» STATED PROBLEM
Extract all of the entries and set them down verbatim.

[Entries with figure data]
-- -- --
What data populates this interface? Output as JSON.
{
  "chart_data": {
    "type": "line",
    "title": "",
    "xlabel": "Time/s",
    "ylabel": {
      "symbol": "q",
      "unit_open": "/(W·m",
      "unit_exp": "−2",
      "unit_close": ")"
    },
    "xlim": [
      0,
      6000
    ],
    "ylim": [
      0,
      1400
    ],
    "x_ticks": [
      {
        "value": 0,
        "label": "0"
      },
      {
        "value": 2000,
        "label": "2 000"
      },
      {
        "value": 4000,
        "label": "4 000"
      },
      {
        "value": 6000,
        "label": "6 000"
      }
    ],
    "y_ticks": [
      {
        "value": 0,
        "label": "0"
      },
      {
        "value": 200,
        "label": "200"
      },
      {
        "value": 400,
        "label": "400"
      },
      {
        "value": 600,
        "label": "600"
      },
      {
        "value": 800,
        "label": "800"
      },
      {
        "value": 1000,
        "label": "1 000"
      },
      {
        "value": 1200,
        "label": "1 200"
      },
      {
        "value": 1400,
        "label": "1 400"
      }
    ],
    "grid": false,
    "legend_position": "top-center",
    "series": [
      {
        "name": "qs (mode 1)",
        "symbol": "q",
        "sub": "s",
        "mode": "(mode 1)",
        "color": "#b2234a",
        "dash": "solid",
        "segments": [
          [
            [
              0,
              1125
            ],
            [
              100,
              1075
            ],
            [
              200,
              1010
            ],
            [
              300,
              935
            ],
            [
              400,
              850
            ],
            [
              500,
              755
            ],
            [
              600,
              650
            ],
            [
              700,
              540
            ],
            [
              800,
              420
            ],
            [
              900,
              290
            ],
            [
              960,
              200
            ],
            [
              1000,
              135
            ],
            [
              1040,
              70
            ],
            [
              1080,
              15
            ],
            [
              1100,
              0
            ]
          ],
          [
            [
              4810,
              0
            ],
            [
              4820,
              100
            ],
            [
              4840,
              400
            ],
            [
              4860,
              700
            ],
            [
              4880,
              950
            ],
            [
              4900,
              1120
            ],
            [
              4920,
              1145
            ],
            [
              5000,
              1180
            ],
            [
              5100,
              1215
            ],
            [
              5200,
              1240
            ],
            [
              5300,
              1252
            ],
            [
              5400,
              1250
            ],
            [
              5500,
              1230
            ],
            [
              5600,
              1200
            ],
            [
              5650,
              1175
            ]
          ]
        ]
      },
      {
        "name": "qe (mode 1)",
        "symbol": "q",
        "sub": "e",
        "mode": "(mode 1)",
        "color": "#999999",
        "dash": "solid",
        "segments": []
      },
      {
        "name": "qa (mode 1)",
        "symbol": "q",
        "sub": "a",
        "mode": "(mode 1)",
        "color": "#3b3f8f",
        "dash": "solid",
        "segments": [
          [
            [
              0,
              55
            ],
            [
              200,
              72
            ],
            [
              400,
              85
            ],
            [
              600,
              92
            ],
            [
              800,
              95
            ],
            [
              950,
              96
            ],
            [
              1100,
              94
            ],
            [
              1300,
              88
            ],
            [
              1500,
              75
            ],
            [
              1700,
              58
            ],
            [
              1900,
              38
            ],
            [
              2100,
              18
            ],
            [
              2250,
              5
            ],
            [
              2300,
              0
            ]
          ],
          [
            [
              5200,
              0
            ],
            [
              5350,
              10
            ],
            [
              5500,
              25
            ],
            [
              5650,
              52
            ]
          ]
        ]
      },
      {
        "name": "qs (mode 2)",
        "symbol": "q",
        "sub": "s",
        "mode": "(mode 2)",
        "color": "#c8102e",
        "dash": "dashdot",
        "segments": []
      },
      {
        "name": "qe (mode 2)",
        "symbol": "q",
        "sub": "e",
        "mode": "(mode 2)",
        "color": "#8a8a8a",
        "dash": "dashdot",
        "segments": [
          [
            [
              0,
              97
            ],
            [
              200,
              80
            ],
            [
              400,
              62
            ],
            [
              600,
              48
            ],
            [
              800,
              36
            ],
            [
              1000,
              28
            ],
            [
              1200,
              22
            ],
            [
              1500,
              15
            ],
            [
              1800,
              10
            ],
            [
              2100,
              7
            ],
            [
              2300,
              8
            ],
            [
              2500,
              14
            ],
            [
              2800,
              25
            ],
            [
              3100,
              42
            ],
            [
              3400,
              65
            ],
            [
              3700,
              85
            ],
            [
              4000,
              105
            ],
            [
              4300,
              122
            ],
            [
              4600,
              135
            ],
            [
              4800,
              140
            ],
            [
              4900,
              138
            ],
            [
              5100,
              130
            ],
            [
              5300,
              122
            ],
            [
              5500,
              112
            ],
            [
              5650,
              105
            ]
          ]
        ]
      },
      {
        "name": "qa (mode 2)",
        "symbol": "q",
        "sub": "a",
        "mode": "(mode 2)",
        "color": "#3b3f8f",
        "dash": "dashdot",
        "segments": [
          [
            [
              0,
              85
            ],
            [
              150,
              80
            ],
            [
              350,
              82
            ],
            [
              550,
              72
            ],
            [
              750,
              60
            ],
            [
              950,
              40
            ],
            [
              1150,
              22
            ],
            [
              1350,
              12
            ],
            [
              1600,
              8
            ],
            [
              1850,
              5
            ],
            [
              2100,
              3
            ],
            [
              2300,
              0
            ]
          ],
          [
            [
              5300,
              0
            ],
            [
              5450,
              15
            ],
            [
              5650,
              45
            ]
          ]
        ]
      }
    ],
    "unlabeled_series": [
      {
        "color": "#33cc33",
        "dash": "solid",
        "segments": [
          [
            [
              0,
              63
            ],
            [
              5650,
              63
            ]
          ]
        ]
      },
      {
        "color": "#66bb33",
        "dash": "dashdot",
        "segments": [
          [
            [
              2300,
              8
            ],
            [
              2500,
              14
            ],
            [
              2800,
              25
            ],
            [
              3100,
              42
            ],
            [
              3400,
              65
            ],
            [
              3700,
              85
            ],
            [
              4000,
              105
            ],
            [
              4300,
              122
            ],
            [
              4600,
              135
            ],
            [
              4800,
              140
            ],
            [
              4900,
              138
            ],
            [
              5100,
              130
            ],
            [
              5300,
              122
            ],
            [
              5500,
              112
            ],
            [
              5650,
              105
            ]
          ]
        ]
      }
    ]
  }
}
-- -- --
» THE COMPLETED TASK
What data populates this interface? Output as JSON.
{
  "chart_data": {
    "type": "line",
    "title": "",
    "xlabel": "Time/s",
    "ylabel": {
      "symbol": "q",
      "unit_open": "/(W·m",
      "unit_exp": "−2",
      "unit_close": ")"
    },
    "xlim": [
      0,
      6000
    ],
    "ylim": [
      0,
      1400
    ],
    "x_ticks": [
      {
        "value": 0,
        "label": "0"
      },
      {
        "value": 2000,
        "label": "2 000"
      },
      {
        "value": 4000,
        "label": "4 000"
      },
      {
        "value": 6000,
        "label": "6 000"
      }
    ],
    "y_ticks": [
      {
        "value": 0,
        "label": "0"
      },
      {
        "value": 200,
        "label": "200"
      },
      {
        "value": 400,
        "label": "400"
      },
      {
        "value": 600,
        "label": "600"
      },
      {
        "value": 800,
        "label": "800"
      },
      {
        "value": 1000,
        "label": "1 000"
      },
      {
        "value": 1200,
        "label": "1 200"
      },
      {
        "value": 1400,
        "label": "1 400"
      }
    ],
    "grid": false,
    "legend_position": "top-center",
    "series": [
      {
        "name": "qs (mode 1)",
        "symbol": "q",
        "sub": "s",
        "mode": "(mode 1)",
        "color": "#b2234a",
        "dash": "solid",
        "segments": [
          [
            [
              0,
              1125
            ],
            [
              100,
              1075
            ],
            [
              200,
              1010
            ],
            [
              300,
              935
            ],
            [
              400,
              850
            ],
            [
              500,
              755
            ],
            [
              600,
              650
            ],
            [
              700,
              540
            ],
            [
              800,
              420
            ],
            [
              900,
              290
            ],
            [
              960,
              200
            ],
            [
              1000,
              135
            ],
            [
              1040,
              70
            ],
            [
              1080,
              15
            ],
            [
              1100,
              0
            ]
          ],
          [
            [
              4810,
              0
            ],
            [
              4820,
              100
            ],
            [
              4840,
              400
            ],
            [
              4860,
              700
            ],
            [
              4880,
              950
            ],
            [
              4900,
              1120
            ],
            [
              4920,
              1145
            ],
            [
              5000,
              1180
            ],
            [
              5100,
              1215
            ],
            [
              5200,
              1240
            ],
            [
              5300,
              1252
            ],
            [
              5400,
              1250
            ],
            [
              5500,
              1230
            ],
            [
              5600,
              1200
            ],
            [
              5650,
              1175
            ]
          ]
        ]
      },
      {
        "name": "qe (mode 1)",
        "symbol": "q",
        "sub": "e",
        "mode": "(mode 1)",
        "color": "#999999",
        "dash": "solid",
        "segments": []
      },
      {
        "name": "qa (mode 1)",
        "symbol": "q",
        "sub": "a",
        "mode": "(mode 1)",
        "color": "#3b3f8f",
        "dash": "solid",
        "segments": [
          [
            [
              0,
              55
            ],
            [
              200,
              72
            ],
            [
              400,
              85
            ],
            [
              600,
              92
            ],
            [
              800,
              95
            ],
            [
              950,
              96
            ],
            [
              1100,
              94
            ],
            [
              1300,
              88
            ],
            [
              1500,
              75
            ],
            [
              1700,
              58
            ],
            [
              1900,
              38
            ],
            [
              2100,
              18
            ],
            [
              2250,
              5
            ],
            [
              2300,
              0
            ]
          ],
          [
            [
              5200,
              0
            ],
            [
              5350,
              10
            ],
            [
              5500,
              25
            ],
            [
              5650,
              52
            ]
          ]
        ]
      },
      {
        "name": "qs (mode 2)",
        "symbol": "q",
        "sub": "s",
        "mode": "(mode 2)",
        "color": "#c8102e",
        "dash": "dashdot",
        "segments": []
      },
      {
        "name": "qe (mode 2)",
        "symbol": "q",
        "sub": "e",
        "mode": "(mode 2)",
        "color": "#8a8a8a",
        "dash": "dashdot",
        "segments": [
          [
            [
              0,
              97
            ],
            [
              200,
              80
            ],
            [
              400,
              62
            ],
            [
              600,
              48
            ],
            [
              800,
              36
            ],
            [
              1000,
              28
            ],
            [
              1200,
              22
            ],
            [
              1500,
              15
            ],
            [
              1800,
              10
            ],
            [
              2100,
              7
            ],
            [
              2300,
              8
            ],
            [
              2500,
              14
            ],
            [
              2800,
              25
            ],
            [
              3100,
              42
            ],
            [
              3400,
              65
            ],
            [
              3700,
              85
            ],
            [
              4000,
              105
            ],
            [
              4300,
              122
            ],
            [
              4600,
              135
            ],
            [
              4800,
              140
            ],
            [
              4900,
              138
            ],
            [
              5100,
              130
            ],
            [
              5300,
              122
            ],
            [
              5500,
              112
            ],
            [
              5650,
              105
            ]
          ]
        ]
      },
      {
        "name": "qa (mode 2)",
        "symbol": "q",
        "sub": "a",
        "mode": "(mode 2)",
        "color": "#3b3f8f",
        "dash": "dashdot",
        "segments": [
          [
            [
              0,
              85
            ],
            [
              150,
              80
            ],
            [
              350,
              82
            ],
            [
              550,
              72
            ],
            [
              750,
              60
            ],
            [
              950,
              40
            ],
            [
              1150,
              22
            ],
            [
              1350,
              12
            ],
            [
              1600,
              8
            ],
            [
              1850,
              5
            ],
            [
              2100,
              3
            ],
            [
              2300,
              0
            ]
          ],
          [
            [
              5300,
              0
            ],
            [
              5450,
              15
            ],
            [
              5650,
              45
            ]
          ]
        ]
      }
    ],
    "unlabeled_series": [
      {
        "color": "#33cc33",
        "dash": "solid",
        "segments": [
          [
            [
              0,
              63
            ],
            [
              5650,
              63
            ]
          ]
        ]
      },
      {
        "color": "#66bb33",
        "dash": "dashdot",
        "segments": [
          [
            [
              2300,
              8
            ],
            [
              2500,
              14
            ],
            [
              2800,
              25
            ],
            [
              3100,
              42
            ],
            [
              3400,
              65
            ],
            [
              3700,
              85
            ],
            [
              4000,
              105
            ],
            [
              4300,
              122
            ],
            [
              4600,
              135
            ],
            [
              4800,
              140
            ],
            [
              4900,
              138
            ],
            [
              5100,
              130
            ],
            [
              5300,
              122
            ],
            [
              5500,
              112
            ],
            [
              5650,
              105
            ]
          ]
        ]
      }
    ]
  }
}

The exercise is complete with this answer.